(What the exercise asks): Determine the number of lines holding the word "Interval"; answer with that number only.

****************

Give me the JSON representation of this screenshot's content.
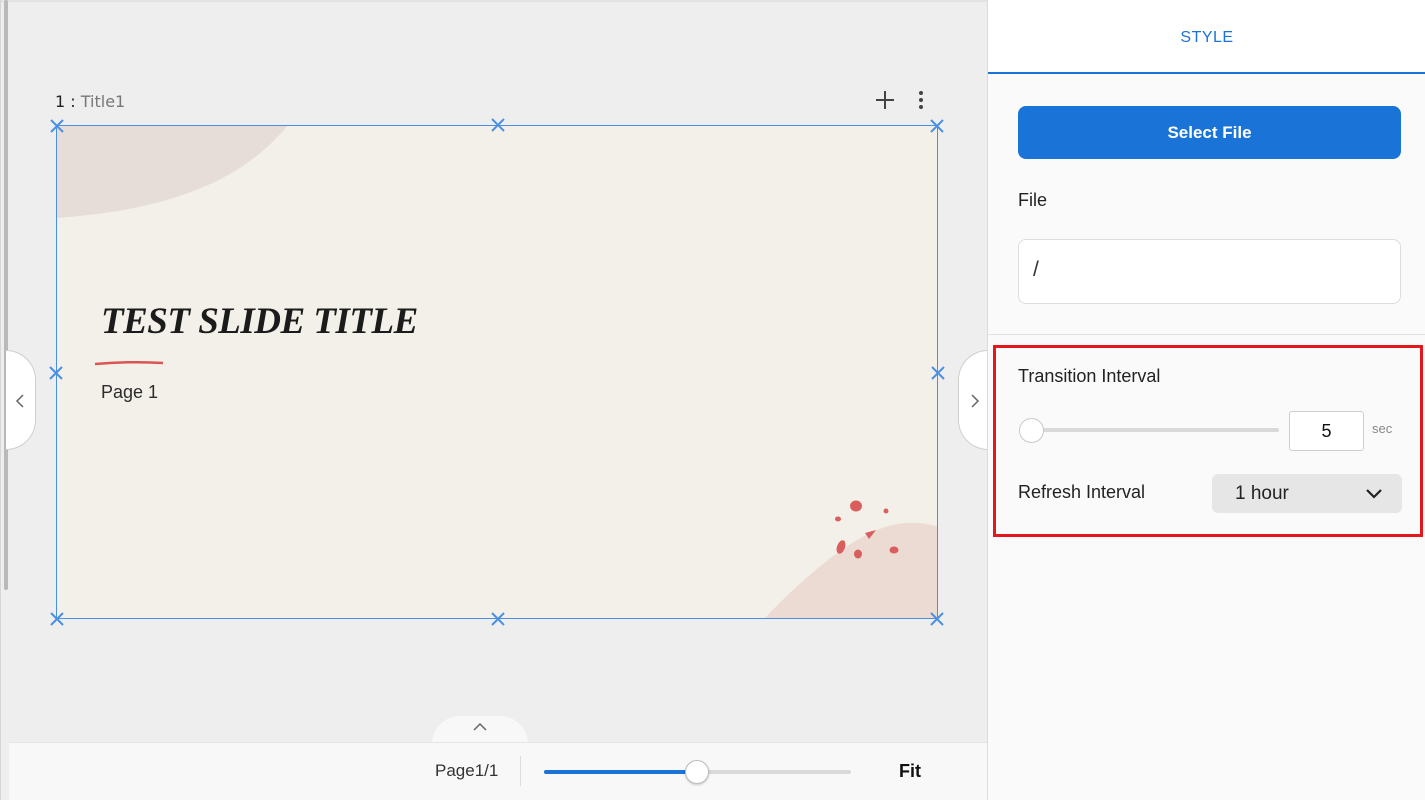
{
  "slide": {
    "number": "1",
    "separator": ":",
    "name": "Title1",
    "title": "TEST SLIDE TITLE",
    "subtitle": "Page 1"
  },
  "bottom_bar": {
    "page_label": "Page",
    "page_value": "1/1",
    "zoom_fraction": 0.5,
    "fit_label": "Fit"
  },
  "panel": {
    "tab_label": "STYLE",
    "select_file_label": "Select File",
    "file_label": "File",
    "file_value": "/",
    "transition_label": "Transition Interval",
    "transition_value": "5",
    "transition_unit": "sec",
    "refresh_label": "Refresh Interval",
    "refresh_value": "1 hour"
  },
  "colors": {
    "accent": "#1a73d6",
    "selection": "#4a90e2",
    "highlight": "#e3171e"
  },
  "icons": [
    "plus-icon",
    "more-vertical-icon",
    "chevron-left-icon",
    "chevron-right-icon",
    "chevron-up-icon",
    "chevron-down-icon"
  ]
}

****************

(Exercise result): 2